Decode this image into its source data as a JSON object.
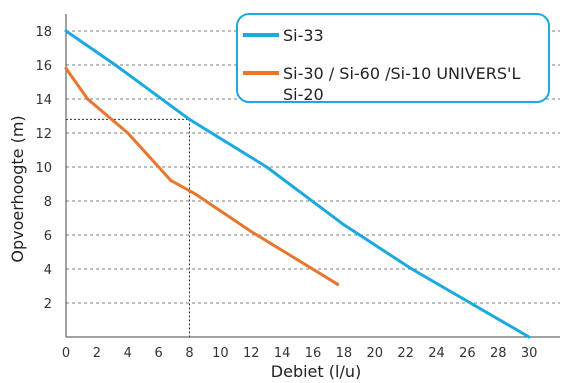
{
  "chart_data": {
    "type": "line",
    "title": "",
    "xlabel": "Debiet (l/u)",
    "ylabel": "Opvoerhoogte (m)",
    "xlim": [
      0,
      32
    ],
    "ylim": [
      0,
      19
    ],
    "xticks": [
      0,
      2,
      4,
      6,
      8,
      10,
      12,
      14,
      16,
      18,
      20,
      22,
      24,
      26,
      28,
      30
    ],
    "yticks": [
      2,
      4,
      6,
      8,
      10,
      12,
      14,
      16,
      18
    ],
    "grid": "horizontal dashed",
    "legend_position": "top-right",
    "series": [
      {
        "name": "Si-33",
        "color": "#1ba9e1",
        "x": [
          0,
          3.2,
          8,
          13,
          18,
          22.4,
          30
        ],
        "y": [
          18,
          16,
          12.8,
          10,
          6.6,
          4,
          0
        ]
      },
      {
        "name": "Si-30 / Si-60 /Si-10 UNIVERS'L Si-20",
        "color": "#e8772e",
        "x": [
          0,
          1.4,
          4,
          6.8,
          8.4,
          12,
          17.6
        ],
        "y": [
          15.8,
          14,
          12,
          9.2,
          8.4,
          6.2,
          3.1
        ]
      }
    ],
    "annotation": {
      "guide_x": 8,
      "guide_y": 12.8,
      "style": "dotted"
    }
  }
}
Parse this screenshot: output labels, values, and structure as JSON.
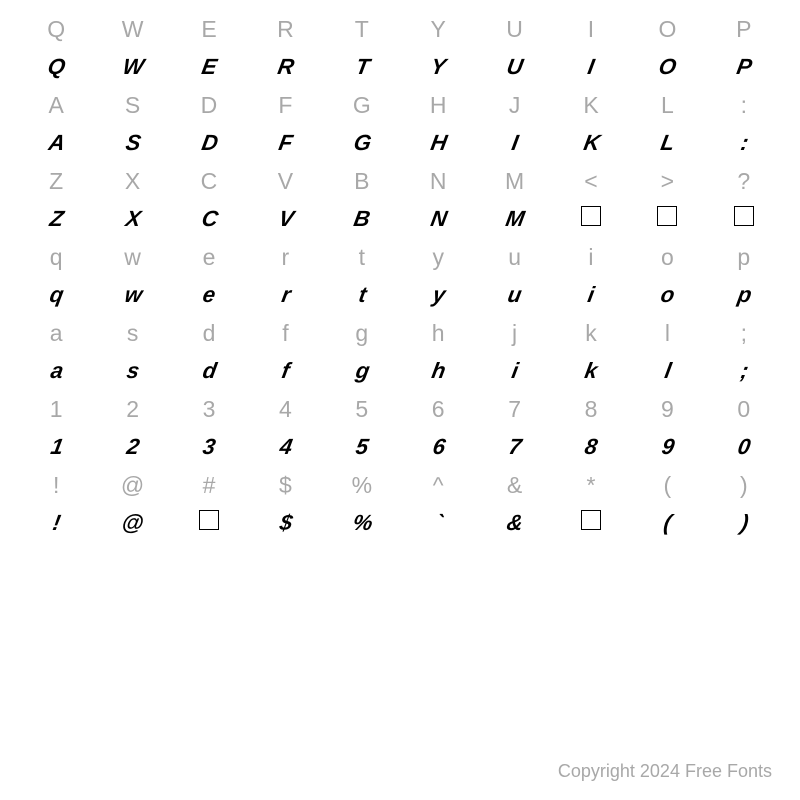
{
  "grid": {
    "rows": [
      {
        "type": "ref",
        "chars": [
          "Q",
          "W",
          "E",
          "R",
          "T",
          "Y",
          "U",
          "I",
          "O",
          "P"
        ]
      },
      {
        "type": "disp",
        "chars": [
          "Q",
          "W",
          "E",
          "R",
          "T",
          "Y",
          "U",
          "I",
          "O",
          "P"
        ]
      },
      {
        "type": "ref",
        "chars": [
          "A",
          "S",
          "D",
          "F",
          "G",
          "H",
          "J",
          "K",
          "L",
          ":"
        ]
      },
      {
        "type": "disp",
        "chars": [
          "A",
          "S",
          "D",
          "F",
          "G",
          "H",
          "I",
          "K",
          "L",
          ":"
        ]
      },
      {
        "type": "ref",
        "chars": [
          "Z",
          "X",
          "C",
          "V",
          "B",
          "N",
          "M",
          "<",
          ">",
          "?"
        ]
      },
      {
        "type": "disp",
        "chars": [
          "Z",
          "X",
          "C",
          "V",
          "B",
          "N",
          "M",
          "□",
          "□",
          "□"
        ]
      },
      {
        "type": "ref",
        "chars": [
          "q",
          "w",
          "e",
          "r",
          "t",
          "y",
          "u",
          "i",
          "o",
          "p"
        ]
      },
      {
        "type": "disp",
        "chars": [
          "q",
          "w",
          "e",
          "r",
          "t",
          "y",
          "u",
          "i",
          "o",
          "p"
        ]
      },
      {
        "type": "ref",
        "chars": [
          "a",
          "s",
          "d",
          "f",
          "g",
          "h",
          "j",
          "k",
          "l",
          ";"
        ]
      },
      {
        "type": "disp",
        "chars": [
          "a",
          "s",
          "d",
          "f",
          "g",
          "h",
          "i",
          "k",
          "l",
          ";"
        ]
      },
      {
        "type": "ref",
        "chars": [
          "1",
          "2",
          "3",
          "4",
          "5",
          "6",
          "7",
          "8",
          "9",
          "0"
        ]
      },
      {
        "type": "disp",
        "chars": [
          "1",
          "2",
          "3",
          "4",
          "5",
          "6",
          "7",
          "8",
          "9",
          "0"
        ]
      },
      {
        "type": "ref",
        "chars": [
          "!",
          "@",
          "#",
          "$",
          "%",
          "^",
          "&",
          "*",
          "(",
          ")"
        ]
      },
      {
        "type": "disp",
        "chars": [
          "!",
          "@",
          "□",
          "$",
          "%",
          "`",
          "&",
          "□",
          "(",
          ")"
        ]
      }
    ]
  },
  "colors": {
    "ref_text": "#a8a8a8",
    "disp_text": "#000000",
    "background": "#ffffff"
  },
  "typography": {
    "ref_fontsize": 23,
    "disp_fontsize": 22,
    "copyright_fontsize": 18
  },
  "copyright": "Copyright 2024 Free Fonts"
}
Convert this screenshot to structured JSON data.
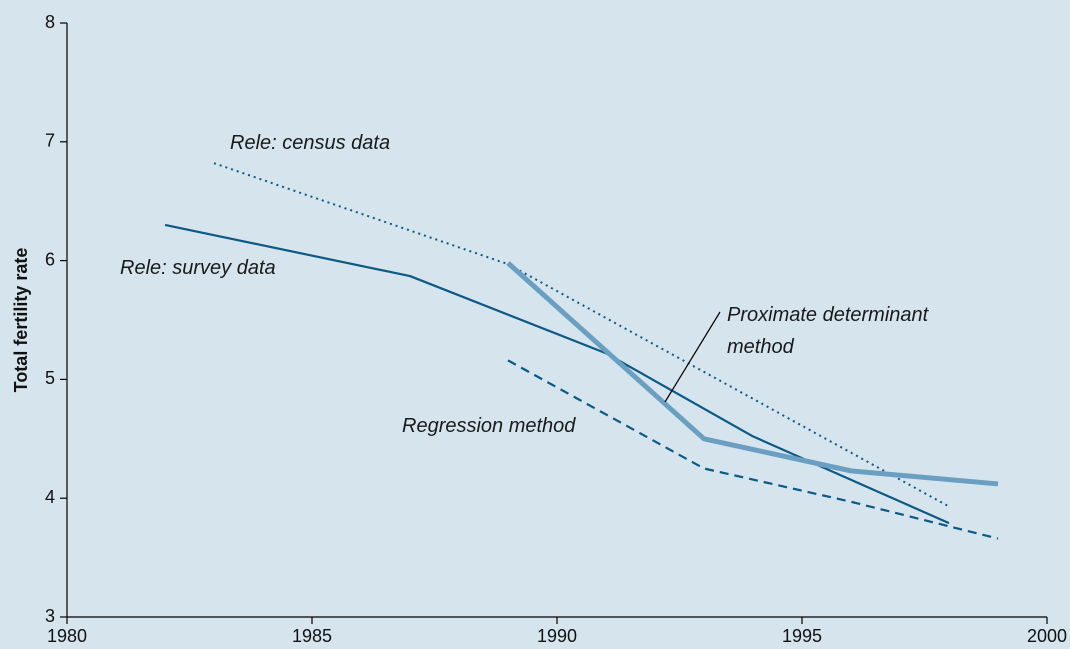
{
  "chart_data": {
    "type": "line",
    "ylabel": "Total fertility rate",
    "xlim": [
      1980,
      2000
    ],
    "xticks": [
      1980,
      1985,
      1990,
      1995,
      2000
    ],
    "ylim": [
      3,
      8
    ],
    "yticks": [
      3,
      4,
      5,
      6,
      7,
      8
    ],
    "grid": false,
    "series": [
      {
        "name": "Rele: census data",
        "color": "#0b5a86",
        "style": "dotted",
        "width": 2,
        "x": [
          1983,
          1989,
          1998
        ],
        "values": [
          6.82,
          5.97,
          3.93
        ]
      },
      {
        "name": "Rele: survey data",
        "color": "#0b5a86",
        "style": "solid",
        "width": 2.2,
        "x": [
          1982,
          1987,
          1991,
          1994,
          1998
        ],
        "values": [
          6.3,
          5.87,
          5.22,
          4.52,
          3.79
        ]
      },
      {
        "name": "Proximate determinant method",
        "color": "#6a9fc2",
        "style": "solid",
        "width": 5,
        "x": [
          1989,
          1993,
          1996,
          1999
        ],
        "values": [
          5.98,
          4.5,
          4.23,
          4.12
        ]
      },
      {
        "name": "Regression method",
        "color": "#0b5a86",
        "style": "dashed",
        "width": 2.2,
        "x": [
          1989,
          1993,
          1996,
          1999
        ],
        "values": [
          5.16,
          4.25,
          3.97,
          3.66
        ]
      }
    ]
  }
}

■ ■ ■

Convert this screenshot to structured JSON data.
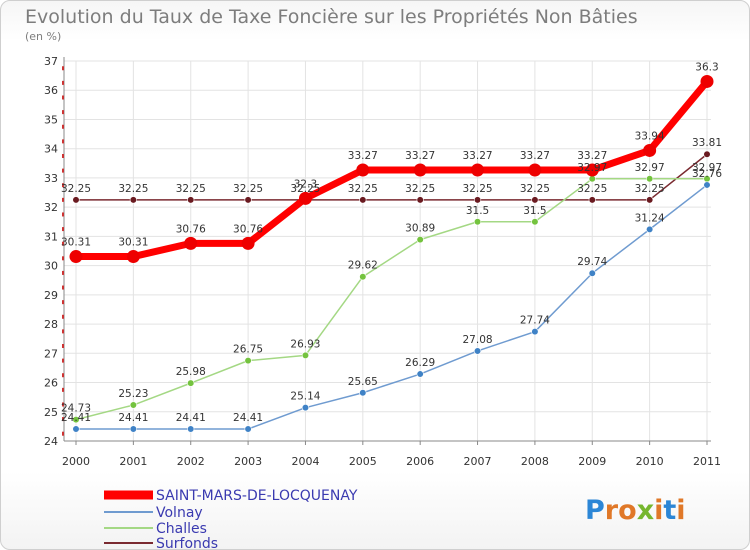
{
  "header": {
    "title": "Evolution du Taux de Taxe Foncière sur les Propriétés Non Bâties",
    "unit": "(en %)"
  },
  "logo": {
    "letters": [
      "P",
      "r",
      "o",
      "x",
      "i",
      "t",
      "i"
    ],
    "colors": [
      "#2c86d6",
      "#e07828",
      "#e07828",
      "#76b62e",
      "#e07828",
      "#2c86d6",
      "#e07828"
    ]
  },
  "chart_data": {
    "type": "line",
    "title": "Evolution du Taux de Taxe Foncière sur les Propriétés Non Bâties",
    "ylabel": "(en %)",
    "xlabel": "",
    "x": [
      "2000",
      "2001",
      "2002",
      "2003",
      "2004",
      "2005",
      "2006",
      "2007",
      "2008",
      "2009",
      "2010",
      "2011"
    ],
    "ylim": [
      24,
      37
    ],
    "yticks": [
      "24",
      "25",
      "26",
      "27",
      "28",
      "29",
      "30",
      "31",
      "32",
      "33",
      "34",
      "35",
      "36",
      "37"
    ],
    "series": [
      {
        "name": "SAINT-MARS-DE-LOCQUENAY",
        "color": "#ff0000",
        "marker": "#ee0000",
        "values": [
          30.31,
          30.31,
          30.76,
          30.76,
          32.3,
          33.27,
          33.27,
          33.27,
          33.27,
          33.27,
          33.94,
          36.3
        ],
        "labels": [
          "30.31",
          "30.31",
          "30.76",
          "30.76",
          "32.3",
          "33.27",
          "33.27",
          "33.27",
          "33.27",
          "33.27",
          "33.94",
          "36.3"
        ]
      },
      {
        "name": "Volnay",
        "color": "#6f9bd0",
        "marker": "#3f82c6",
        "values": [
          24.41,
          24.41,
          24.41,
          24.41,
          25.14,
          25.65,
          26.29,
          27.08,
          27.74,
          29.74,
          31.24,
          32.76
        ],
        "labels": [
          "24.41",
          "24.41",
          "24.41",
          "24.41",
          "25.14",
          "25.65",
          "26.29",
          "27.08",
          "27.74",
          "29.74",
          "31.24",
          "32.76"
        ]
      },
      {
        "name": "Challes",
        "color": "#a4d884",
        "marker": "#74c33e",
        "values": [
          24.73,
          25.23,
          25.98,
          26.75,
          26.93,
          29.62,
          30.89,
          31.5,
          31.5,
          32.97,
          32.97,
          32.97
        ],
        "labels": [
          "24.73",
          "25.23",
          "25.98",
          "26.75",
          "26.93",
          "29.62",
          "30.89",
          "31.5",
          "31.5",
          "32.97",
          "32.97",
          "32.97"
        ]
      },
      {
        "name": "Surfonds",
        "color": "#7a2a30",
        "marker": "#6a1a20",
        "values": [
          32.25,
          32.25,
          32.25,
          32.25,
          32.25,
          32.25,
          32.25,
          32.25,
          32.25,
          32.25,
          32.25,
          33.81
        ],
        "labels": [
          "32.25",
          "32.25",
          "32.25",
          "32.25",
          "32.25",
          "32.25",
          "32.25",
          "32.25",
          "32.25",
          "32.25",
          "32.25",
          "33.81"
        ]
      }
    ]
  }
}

■ ■ ■

JOB: Give the number of lines in the entries that include the string "this", and nothing more.

ANSWER TO THE EXERCISE: 4